OBJECTIVE: Edit the records below so that each "stat-bar" becomes "stat-meter", keeping everything else the same, and omit the pictures from your answer.

(Records of where elements appear)
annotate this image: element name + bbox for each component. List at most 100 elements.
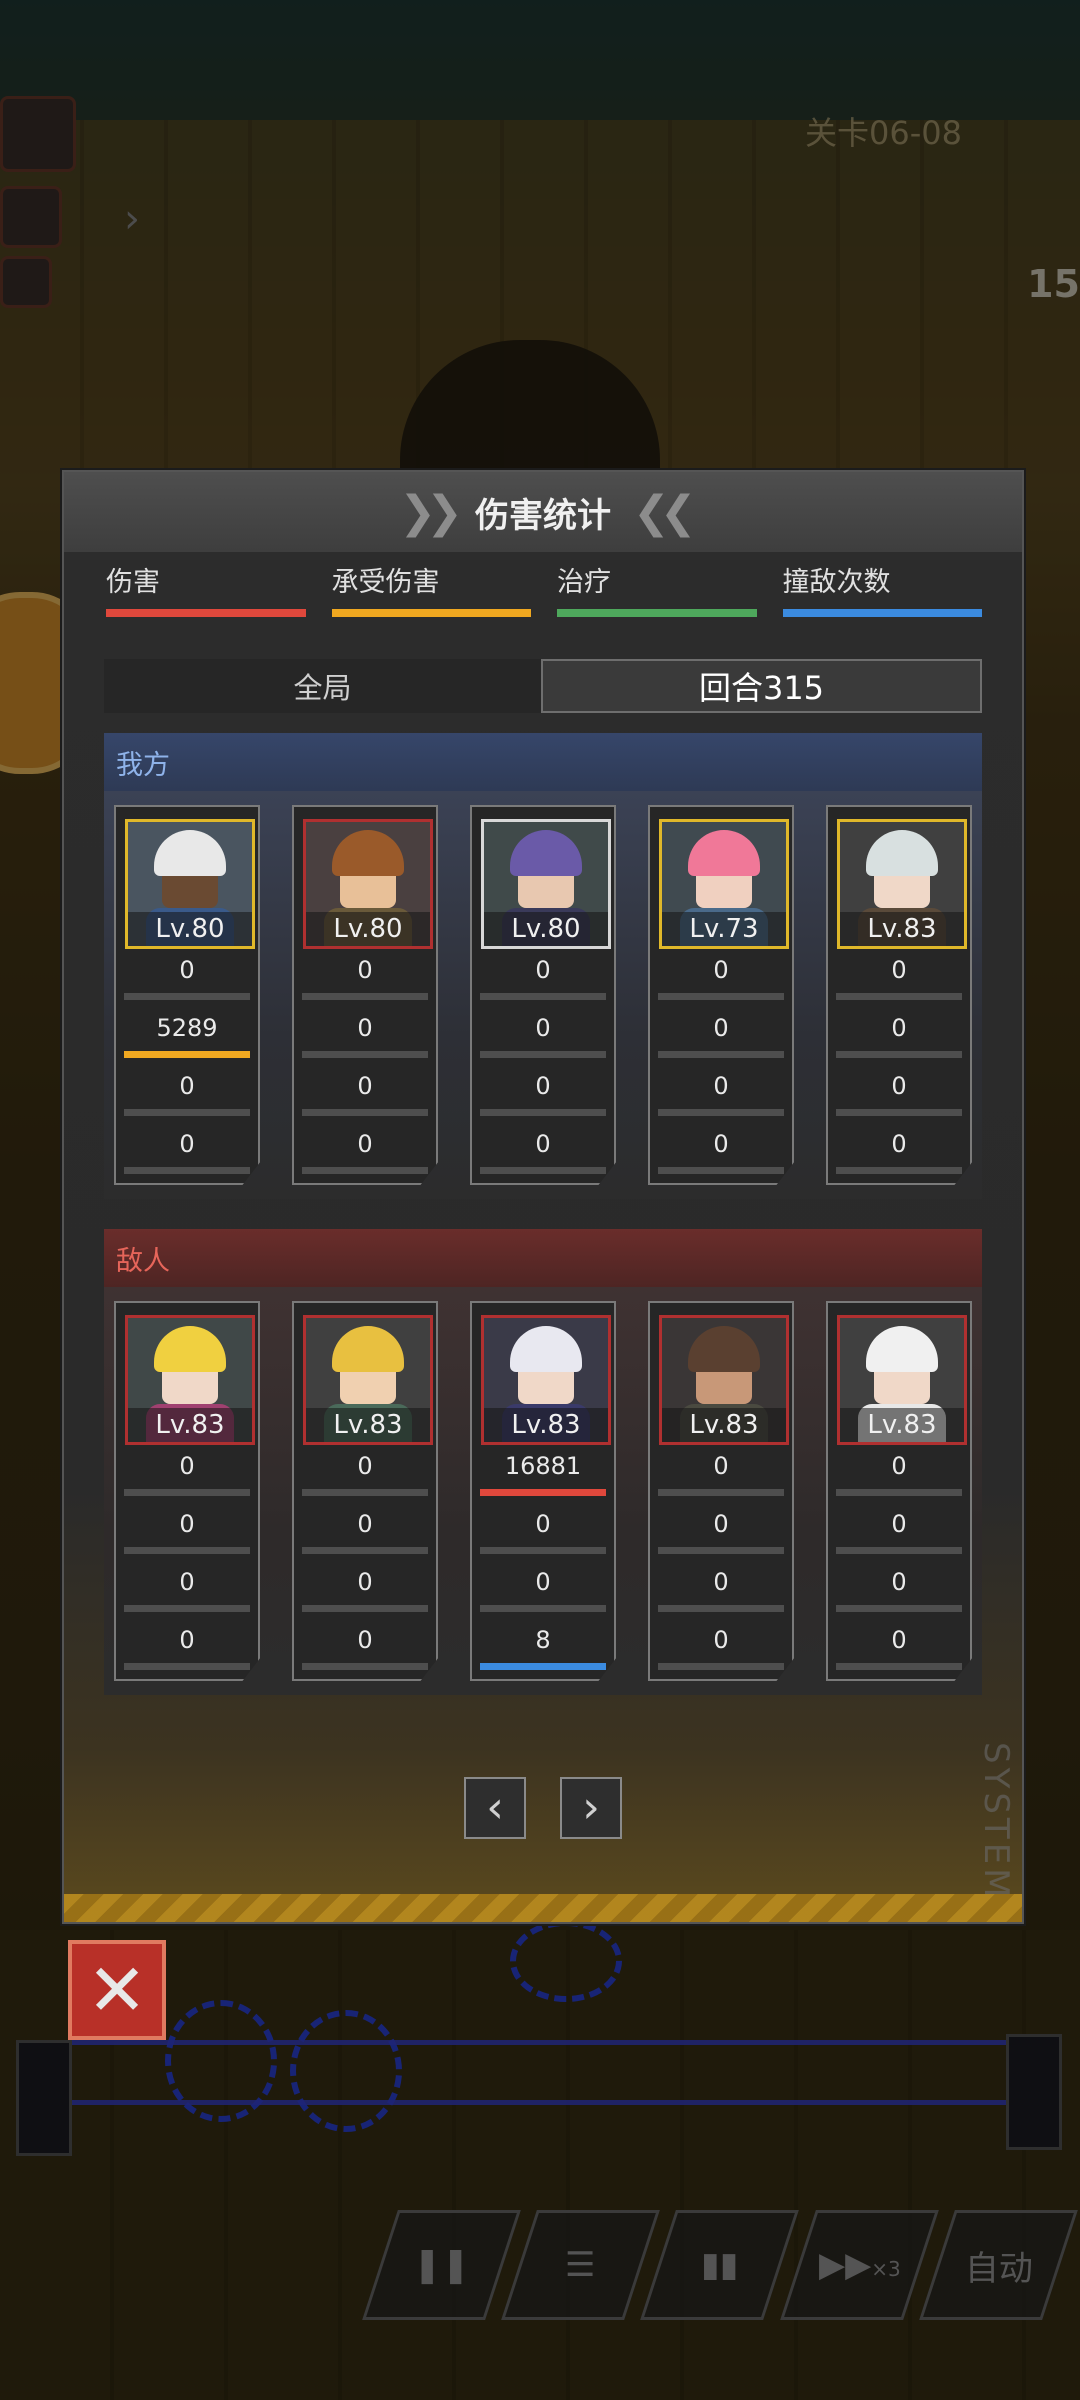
ally-section-title: 我方: [104, 733, 982, 791]
portrait-hair: [332, 830, 404, 876]
next-page-button[interactable]: ›: [560, 1777, 622, 1839]
ally-unit-card[interactable]: Lv.80 0 0 0 0: [470, 805, 616, 1185]
stat-bar: [124, 1663, 250, 1670]
stat-bar: [124, 1167, 250, 1174]
stat-bar: [658, 1663, 784, 1670]
stat-bar: [836, 1489, 962, 1496]
close-button[interactable]: ✕: [68, 1940, 166, 2040]
tab-damage[interactable]: 伤害: [106, 560, 306, 617]
stat-value: 16881: [504, 1452, 582, 1480]
stat-row: 16881: [472, 1445, 614, 1503]
hero-level: Lv.83: [840, 1408, 964, 1442]
hero-portrait: Lv.80: [125, 819, 255, 949]
stat-row: 0: [294, 1123, 436, 1181]
chevron-left-icon: ‹: [486, 1782, 504, 1833]
chevron-right-icon: ›: [582, 1782, 600, 1833]
stat-value: 0: [713, 1130, 729, 1158]
portrait-hair: [510, 830, 582, 876]
stat-value: 0: [179, 956, 195, 984]
stat-value: 0: [891, 1626, 907, 1654]
scope-round-button[interactable]: 回合315: [541, 659, 982, 713]
stat-bar: [836, 1547, 962, 1554]
stat-row: 0: [650, 1065, 792, 1123]
tab-healing[interactable]: 治疗: [557, 560, 757, 617]
stat-value: 0: [179, 1568, 195, 1596]
stat-value: 0: [535, 1072, 551, 1100]
stat-bar: [302, 1605, 428, 1612]
stat-bar: [480, 1167, 606, 1174]
stat-row: 0: [294, 1065, 436, 1123]
stat-row: 0: [472, 1065, 614, 1123]
ally-unit-card[interactable]: Lv.73 0 0 0 0: [648, 805, 794, 1185]
enemy-section: 敌人 Lv.83 0 0 0 0 Lv.83 0 0 0 0 Lv.83 16881 0 0 8 Lv.83 0…: [104, 1229, 982, 1695]
stat-value: 0: [713, 1014, 729, 1042]
stat-value: 0: [357, 956, 373, 984]
stat-bar: [124, 1489, 250, 1496]
stat-row: 0: [116, 1561, 258, 1619]
tab-color-line: [557, 609, 757, 617]
stat-value: 0: [535, 1568, 551, 1596]
stat-bar: [302, 1547, 428, 1554]
enemy-unit-card[interactable]: Lv.83 0 0 0 0: [114, 1301, 260, 1681]
stat-bar: [124, 1547, 250, 1554]
stat-bar: [480, 1547, 606, 1554]
stat-bar: [658, 1167, 784, 1174]
stat-row: 0: [294, 1007, 436, 1065]
enemy-unit-card[interactable]: Lv.83 0 0 0 0: [648, 1301, 794, 1681]
tab-label: 撞敌次数: [782, 567, 891, 598]
stat-value: 0: [179, 1130, 195, 1158]
stat-value: 0: [891, 1130, 907, 1158]
prev-page-button[interactable]: ‹: [464, 1777, 526, 1839]
hero-portrait: Lv.83: [837, 1315, 967, 1445]
stat-row: 0: [116, 1065, 258, 1123]
stat-bar: [124, 1051, 250, 1058]
ally-unit-card[interactable]: Lv.80 0 5289 0 0: [114, 805, 260, 1185]
stat-row: 0: [116, 1619, 258, 1677]
scope-all-button[interactable]: 全局: [104, 659, 541, 713]
hero-portrait: Lv.83: [659, 1315, 789, 1445]
hero-portrait: Lv.83: [303, 1315, 433, 1445]
enemy-unit-card[interactable]: Lv.83 0 0 0 0: [292, 1301, 438, 1681]
stat-bar: [124, 1109, 250, 1116]
stat-bar: [480, 1663, 606, 1670]
hero-level: Lv.83: [484, 1408, 608, 1442]
stat-value: 5289: [156, 1014, 218, 1042]
scope-toggle: 全局 回合315: [104, 659, 982, 713]
stat-value: 0: [357, 1014, 373, 1042]
enemy-unit-card[interactable]: Lv.83 0 0 0 0: [826, 1301, 972, 1681]
stat-bar: [124, 1605, 250, 1612]
stat-bar: [836, 1605, 962, 1612]
hero-level: Lv.83: [662, 1408, 786, 1442]
stat-row: 0: [294, 1503, 436, 1561]
stat-value: 0: [535, 1130, 551, 1158]
stat-value: 0: [891, 956, 907, 984]
stat-value: 0: [357, 1130, 373, 1158]
stat-bar: [124, 993, 250, 1000]
stat-row: 0: [472, 1007, 614, 1065]
pager: ‹ ›: [64, 1777, 1022, 1839]
stat-value: 0: [357, 1072, 373, 1100]
tab-color-line: [106, 609, 306, 617]
stat-value: 0: [179, 1626, 195, 1654]
dialog-title: 伤害统计: [475, 495, 611, 536]
stat-row: 5289: [116, 1007, 258, 1065]
tab-label: 治疗: [557, 567, 611, 598]
ally-unit-card[interactable]: Lv.83 0 0 0 0: [826, 805, 972, 1185]
hero-level: Lv.83: [840, 912, 964, 946]
stat-row: 0: [650, 1445, 792, 1503]
ally-unit-card[interactable]: Lv.80 0 0 0 0: [292, 805, 438, 1185]
enemy-unit-list: Lv.83 0 0 0 0 Lv.83 0 0 0 0 Lv.83 16881 0 0 8 Lv.83 0 0 0 0…: [104, 1287, 982, 1695]
stat-row: 0: [828, 1445, 970, 1503]
stat-row: 0: [650, 1123, 792, 1181]
stat-bar: [836, 1109, 962, 1116]
portrait-hair: [154, 1326, 226, 1372]
stat-value: 0: [891, 1568, 907, 1596]
stat-row: 0: [294, 1445, 436, 1503]
enemy-unit-card[interactable]: Lv.83 16881 0 0 8: [470, 1301, 616, 1681]
tab-damage-taken[interactable]: 承受伤害: [331, 560, 531, 617]
stat-bar: [480, 993, 606, 1000]
tab-collisions[interactable]: 撞敌次数: [782, 560, 982, 617]
stat-row: 0: [472, 1123, 614, 1181]
stat-row: 0: [650, 1503, 792, 1561]
stat-value: 0: [357, 1452, 373, 1480]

OUTPUT:
annotate this image: element name + bbox for each component. List at most 100 elements.
ally-section-title: 我方: [104, 733, 982, 791]
portrait-hair: [332, 830, 404, 876]
next-page-button[interactable]: ›: [560, 1777, 622, 1839]
ally-unit-card[interactable]: Lv.80 0 0 0 0: [470, 805, 616, 1185]
stat-meter: [124, 1663, 250, 1670]
stat-meter: [124, 1167, 250, 1174]
stat-meter: [658, 1663, 784, 1670]
stat-meter: [836, 1489, 962, 1496]
close-button[interactable]: ✕: [68, 1940, 166, 2040]
tab-damage[interactable]: 伤害: [106, 560, 306, 617]
stat-value: 16881: [504, 1452, 582, 1480]
stat-row: 16881: [472, 1445, 614, 1503]
hero-level: Lv.83: [840, 1408, 964, 1442]
hero-portrait: Lv.80: [125, 819, 255, 949]
stat-row: 0: [294, 1123, 436, 1181]
chevron-left-icon: ‹: [486, 1782, 504, 1833]
chevron-right-icon: ›: [582, 1782, 600, 1833]
stat-value: 0: [713, 1130, 729, 1158]
portrait-hair: [510, 830, 582, 876]
stat-value: 0: [179, 956, 195, 984]
stat-value: 0: [891, 1626, 907, 1654]
scope-round-button[interactable]: 回合315: [541, 659, 982, 713]
stat-meter: [836, 1547, 962, 1554]
stat-row: 0: [650, 1065, 792, 1123]
tab-healing[interactable]: 治疗: [557, 560, 757, 617]
stat-value: 0: [179, 1568, 195, 1596]
stat-value: 0: [535, 1072, 551, 1100]
stat-meter: [302, 1605, 428, 1612]
stat-meter: [480, 1167, 606, 1174]
stat-row: 0: [294, 1065, 436, 1123]
stat-row: 0: [472, 1065, 614, 1123]
ally-unit-card[interactable]: Lv.73 0 0 0 0: [648, 805, 794, 1185]
enemy-section: 敌人 Lv.83 0 0 0 0 Lv.83 0 0 0 0 Lv.83 16881 0 0 8 Lv.83 0…: [104, 1229, 982, 1695]
stat-value: 0: [713, 1014, 729, 1042]
stat-value: 0: [357, 956, 373, 984]
stat-meter: [124, 1489, 250, 1496]
stat-row: 0: [116, 1561, 258, 1619]
tab-color-line: [557, 609, 757, 617]
stat-value: 0: [535, 1568, 551, 1596]
stat-meter: [302, 1547, 428, 1554]
enemy-unit-card[interactable]: Lv.83 0 0 0 0: [114, 1301, 260, 1681]
stat-meter: [124, 1547, 250, 1554]
stat-meter: [480, 1547, 606, 1554]
stat-meter: [658, 1167, 784, 1174]
stat-row: 0: [294, 1007, 436, 1065]
enemy-unit-card[interactable]: Lv.83 0 0 0 0: [648, 1301, 794, 1681]
tab-label: 撞敌次数: [782, 567, 891, 598]
stat-value: 0: [179, 1130, 195, 1158]
stat-value: 0: [891, 1130, 907, 1158]
prev-page-button[interactable]: ‹: [464, 1777, 526, 1839]
hero-portrait: Lv.83: [837, 1315, 967, 1445]
stat-row: 0: [116, 1065, 258, 1123]
stat-meter: [124, 1051, 250, 1058]
ally-unit-card[interactable]: Lv.80 0 5289 0 0: [114, 805, 260, 1185]
stat-row: 0: [116, 1619, 258, 1677]
scope-all-button[interactable]: 全局: [104, 659, 541, 713]
hero-portrait: Lv.83: [659, 1315, 789, 1445]
hero-portrait: Lv.83: [303, 1315, 433, 1445]
enemy-unit-card[interactable]: Lv.83 0 0 0 0: [292, 1301, 438, 1681]
stat-meter: [124, 1109, 250, 1116]
stat-meter: [480, 1663, 606, 1670]
hero-level: Lv.83: [484, 1408, 608, 1442]
stat-value: 5289: [156, 1014, 218, 1042]
scope-toggle: 全局 回合315: [104, 659, 982, 713]
stat-value: 0: [357, 1014, 373, 1042]
enemy-unit-card[interactable]: Lv.83 0 0 0 0: [826, 1301, 972, 1681]
stat-meter: [124, 1605, 250, 1612]
stat-meter: [836, 1605, 962, 1612]
hero-level: Lv.83: [662, 1408, 786, 1442]
stat-row: 0: [294, 1503, 436, 1561]
stat-value: 0: [535, 1130, 551, 1158]
stat-value: 0: [891, 956, 907, 984]
stat-value: 0: [357, 1130, 373, 1158]
stat-meter: [124, 993, 250, 1000]
stat-row: 0: [472, 1007, 614, 1065]
pager: ‹ ›: [64, 1777, 1022, 1839]
stat-value: 0: [357, 1072, 373, 1100]
tab-color-line: [106, 609, 306, 617]
stat-value: 0: [179, 1626, 195, 1654]
dialog-title: 伤害统计: [475, 495, 611, 536]
stat-row: 5289: [116, 1007, 258, 1065]
tab-label: 治疗: [557, 567, 611, 598]
ally-unit-card[interactable]: Lv.83 0 0 0 0: [826, 805, 972, 1185]
hero-level: Lv.83: [840, 912, 964, 946]
stat-row: 0: [650, 1445, 792, 1503]
ally-unit-card[interactable]: Lv.80 0 0 0 0: [292, 805, 438, 1185]
enemy-unit-list: Lv.83 0 0 0 0 Lv.83 0 0 0 0 Lv.83 16881 0 0 8 Lv.83 0 0 0 0…: [104, 1287, 982, 1695]
stat-row: 0: [828, 1445, 970, 1503]
stat-row: 0: [650, 1123, 792, 1181]
stat-meter: [836, 1109, 962, 1116]
portrait-hair: [154, 1326, 226, 1372]
stat-value: 0: [891, 1568, 907, 1596]
stat-row: 0: [294, 1445, 436, 1503]
enemy-unit-card[interactable]: Lv.83 16881 0 0 8: [470, 1301, 616, 1681]
tab-damage-taken[interactable]: 承受伤害: [331, 560, 531, 617]
stat-meter: [480, 993, 606, 1000]
tab-collisions[interactable]: 撞敌次数: [782, 560, 982, 617]
stat-row: 0: [472, 1123, 614, 1181]
stat-row: 0: [650, 1503, 792, 1561]
stat-value: 0: [357, 1452, 373, 1480]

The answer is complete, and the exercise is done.